■ What you will do: Give the number of lines in the records below that include the word "feature", and add nothing to it.

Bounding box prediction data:
□ □ □ □

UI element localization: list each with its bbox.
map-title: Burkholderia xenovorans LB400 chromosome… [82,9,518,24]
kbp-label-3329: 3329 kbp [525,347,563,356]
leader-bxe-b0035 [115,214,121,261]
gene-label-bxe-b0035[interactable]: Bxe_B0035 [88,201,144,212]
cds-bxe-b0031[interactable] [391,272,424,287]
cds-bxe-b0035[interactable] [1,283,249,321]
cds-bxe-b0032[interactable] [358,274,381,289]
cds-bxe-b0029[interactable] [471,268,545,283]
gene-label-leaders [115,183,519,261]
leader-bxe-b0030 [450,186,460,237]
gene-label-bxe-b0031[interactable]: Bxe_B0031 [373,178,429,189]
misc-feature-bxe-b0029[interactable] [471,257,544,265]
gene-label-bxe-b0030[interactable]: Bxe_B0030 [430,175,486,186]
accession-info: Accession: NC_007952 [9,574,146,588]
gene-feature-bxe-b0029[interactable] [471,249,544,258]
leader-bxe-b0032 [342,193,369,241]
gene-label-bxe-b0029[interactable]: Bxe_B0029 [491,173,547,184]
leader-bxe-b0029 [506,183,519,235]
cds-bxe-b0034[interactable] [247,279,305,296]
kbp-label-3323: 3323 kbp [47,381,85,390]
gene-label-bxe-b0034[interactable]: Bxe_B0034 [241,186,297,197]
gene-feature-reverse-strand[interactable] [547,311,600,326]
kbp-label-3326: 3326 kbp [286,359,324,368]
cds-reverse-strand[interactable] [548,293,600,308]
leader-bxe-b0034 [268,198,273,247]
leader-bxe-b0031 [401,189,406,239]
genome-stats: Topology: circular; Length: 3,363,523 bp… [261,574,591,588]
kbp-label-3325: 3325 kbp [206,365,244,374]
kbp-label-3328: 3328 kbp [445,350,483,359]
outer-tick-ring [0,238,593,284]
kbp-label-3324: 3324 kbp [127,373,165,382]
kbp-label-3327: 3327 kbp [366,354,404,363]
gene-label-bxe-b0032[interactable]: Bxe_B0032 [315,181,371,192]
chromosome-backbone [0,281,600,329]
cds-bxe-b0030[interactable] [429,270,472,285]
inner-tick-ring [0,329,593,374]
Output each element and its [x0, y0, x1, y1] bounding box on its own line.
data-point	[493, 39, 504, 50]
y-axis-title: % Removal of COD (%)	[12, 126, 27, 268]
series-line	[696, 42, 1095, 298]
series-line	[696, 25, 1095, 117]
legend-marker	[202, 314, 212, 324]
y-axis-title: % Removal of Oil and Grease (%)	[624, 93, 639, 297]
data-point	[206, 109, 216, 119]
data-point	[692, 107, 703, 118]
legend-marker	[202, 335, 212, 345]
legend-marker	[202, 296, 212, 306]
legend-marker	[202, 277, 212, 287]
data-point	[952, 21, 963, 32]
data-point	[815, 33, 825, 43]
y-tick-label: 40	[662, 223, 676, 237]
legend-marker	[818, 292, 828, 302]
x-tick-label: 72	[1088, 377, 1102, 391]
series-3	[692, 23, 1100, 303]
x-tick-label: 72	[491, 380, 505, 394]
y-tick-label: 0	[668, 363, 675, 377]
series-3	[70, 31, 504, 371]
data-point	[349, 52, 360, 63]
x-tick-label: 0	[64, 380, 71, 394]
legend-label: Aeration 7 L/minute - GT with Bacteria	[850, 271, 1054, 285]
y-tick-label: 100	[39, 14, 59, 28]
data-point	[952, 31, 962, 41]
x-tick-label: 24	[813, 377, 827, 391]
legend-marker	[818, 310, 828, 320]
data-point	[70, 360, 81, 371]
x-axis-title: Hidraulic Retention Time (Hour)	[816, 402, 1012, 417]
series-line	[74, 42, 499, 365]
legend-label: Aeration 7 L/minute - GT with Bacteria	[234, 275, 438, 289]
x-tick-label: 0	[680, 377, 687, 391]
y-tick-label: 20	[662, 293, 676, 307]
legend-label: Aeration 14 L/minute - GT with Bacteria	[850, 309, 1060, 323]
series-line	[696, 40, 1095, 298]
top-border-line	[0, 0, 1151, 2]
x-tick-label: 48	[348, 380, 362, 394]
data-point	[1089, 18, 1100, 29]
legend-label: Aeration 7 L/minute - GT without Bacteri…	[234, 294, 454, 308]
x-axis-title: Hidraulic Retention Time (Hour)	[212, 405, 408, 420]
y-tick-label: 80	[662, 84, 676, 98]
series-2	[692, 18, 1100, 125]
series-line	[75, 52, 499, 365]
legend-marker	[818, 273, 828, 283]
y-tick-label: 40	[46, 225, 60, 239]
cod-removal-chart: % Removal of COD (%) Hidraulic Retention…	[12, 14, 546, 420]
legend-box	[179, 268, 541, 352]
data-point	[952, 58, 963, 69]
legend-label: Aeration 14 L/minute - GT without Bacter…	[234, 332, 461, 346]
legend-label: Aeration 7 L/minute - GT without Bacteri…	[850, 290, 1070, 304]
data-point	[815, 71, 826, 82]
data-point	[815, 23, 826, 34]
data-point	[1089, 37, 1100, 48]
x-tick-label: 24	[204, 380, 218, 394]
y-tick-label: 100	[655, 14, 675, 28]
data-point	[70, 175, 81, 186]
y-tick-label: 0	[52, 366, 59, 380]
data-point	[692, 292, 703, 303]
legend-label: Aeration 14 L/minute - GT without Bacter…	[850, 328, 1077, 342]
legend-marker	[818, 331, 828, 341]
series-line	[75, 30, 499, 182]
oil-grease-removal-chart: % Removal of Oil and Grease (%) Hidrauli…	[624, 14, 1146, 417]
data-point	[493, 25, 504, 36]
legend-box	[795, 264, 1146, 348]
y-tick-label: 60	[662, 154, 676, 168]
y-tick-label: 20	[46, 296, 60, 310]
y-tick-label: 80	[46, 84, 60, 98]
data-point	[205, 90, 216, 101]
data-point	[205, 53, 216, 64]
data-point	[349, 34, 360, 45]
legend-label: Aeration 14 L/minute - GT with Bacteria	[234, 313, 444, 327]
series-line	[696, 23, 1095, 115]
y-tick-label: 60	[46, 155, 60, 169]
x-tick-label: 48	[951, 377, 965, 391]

□ □ □ □

■ Answer to the exercise: 3